### [Data shown]
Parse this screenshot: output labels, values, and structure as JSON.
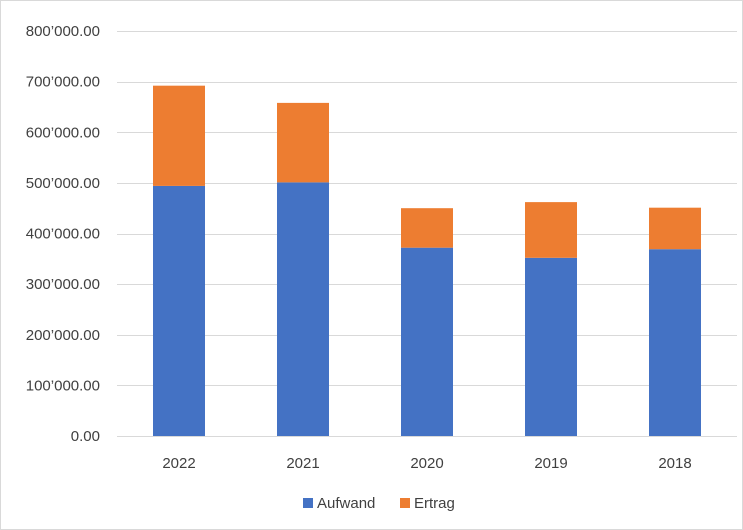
{
  "chart_data": {
    "type": "bar",
    "stacked": true,
    "categories": [
      "2022",
      "2021",
      "2020",
      "2019",
      "2018"
    ],
    "series": [
      {
        "name": "Aufwand",
        "color": "#4472c4",
        "values": [
          494000,
          501000,
          372000,
          352000,
          369000
        ]
      },
      {
        "name": "Ertrag",
        "color": "#ed7d31",
        "values": [
          198000,
          157000,
          78000,
          110000,
          82000
        ]
      }
    ],
    "ylim": [
      0,
      800000
    ],
    "y_ticks": [
      0,
      100000,
      200000,
      300000,
      400000,
      500000,
      600000,
      700000,
      800000
    ],
    "y_tick_labels": [
      "0.00",
      "100’000.00",
      "200’000.00",
      "300’000.00",
      "400’000.00",
      "500’000.00",
      "600’000.00",
      "700’000.00",
      "800’000.00"
    ],
    "grid": true,
    "legend_position": "bottom",
    "gridline_color": "#d9d9d9"
  }
}
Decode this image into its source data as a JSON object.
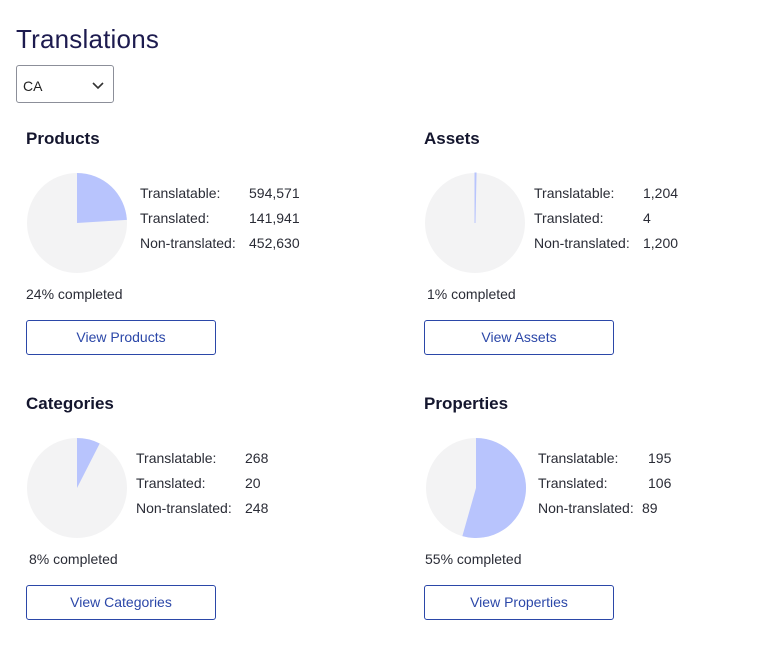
{
  "page_title": "Translations",
  "locale_select": {
    "value": "CA"
  },
  "colors": {
    "pie_done": "#b8c4fd",
    "pie_rest": "#f3f3f4",
    "accent": "#2b47a8"
  },
  "cards": [
    {
      "title": "Products",
      "percent_fraction": 0.24,
      "stats": [
        {
          "label": "Translatable:",
          "value": "594,571"
        },
        {
          "label": "Translated:",
          "value": "141,941"
        },
        {
          "label": "Non-translated:",
          "value": "452,630"
        }
      ],
      "completed": "24% completed",
      "button": "View Products"
    },
    {
      "title": "Assets",
      "percent_fraction": 0.0033,
      "stats": [
        {
          "label": "Translatable:",
          "value": "1,204"
        },
        {
          "label": "Translated:",
          "value": "4"
        },
        {
          "label": "Non-translated:",
          "value": "1,200"
        }
      ],
      "completed": "1% completed",
      "button": "View Assets"
    },
    {
      "title": "Categories",
      "percent_fraction": 0.075,
      "stats": [
        {
          "label": "Translatable:",
          "value": "268"
        },
        {
          "label": "Translated:",
          "value": "20"
        },
        {
          "label": "Non-translated:",
          "value": "248"
        }
      ],
      "completed": "8% completed",
      "button": "View Categories"
    },
    {
      "title": "Properties",
      "percent_fraction": 0.544,
      "stats": [
        {
          "label": "Translatable:",
          "value": "195"
        },
        {
          "label": "Translated:",
          "value": "106"
        },
        {
          "label": "Non-translated:",
          "value": "89"
        }
      ],
      "completed": "55% completed",
      "button": "View Properties"
    }
  ]
}
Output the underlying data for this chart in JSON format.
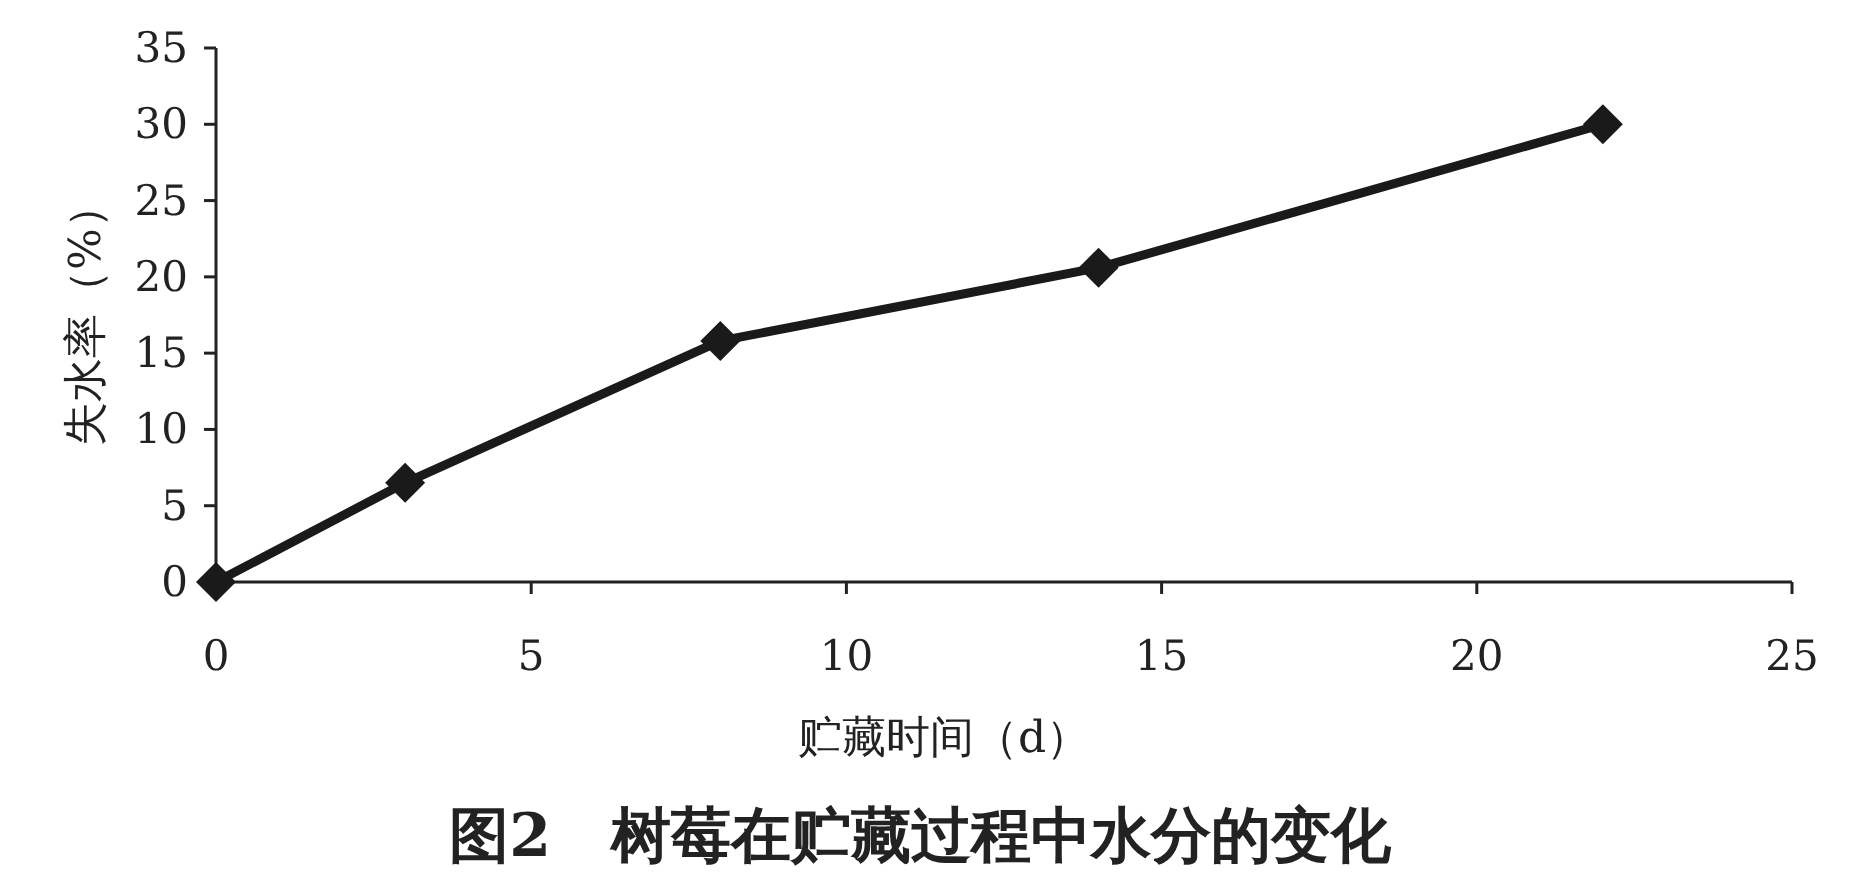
{
  "chart_data": {
    "type": "line",
    "title": "图2　树莓在贮藏过程中水分的变化",
    "xlabel": "贮藏时间（d）",
    "ylabel": "失水率（%）",
    "x": [
      0,
      3,
      8,
      14,
      22
    ],
    "series": [
      {
        "color": "#1a1a1a",
        "values": [
          0,
          6.5,
          15.8,
          20.6,
          30
        ]
      }
    ],
    "xlim": [
      0,
      25
    ],
    "ylim": [
      0,
      35
    ],
    "xticks": [
      0,
      5,
      10,
      15,
      20,
      25
    ],
    "yticks": [
      0,
      5,
      10,
      15,
      20,
      25,
      30,
      35
    ],
    "marker": "diamond",
    "line_style": "solid",
    "grid": false
  }
}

### [Task requirements]
Select and copy each line from the data that includes the word "View".

### [Full solution]
      "button": "View Products"
      "button": "View Assets"
      "button": "View Categories"
      "button": "View Properties"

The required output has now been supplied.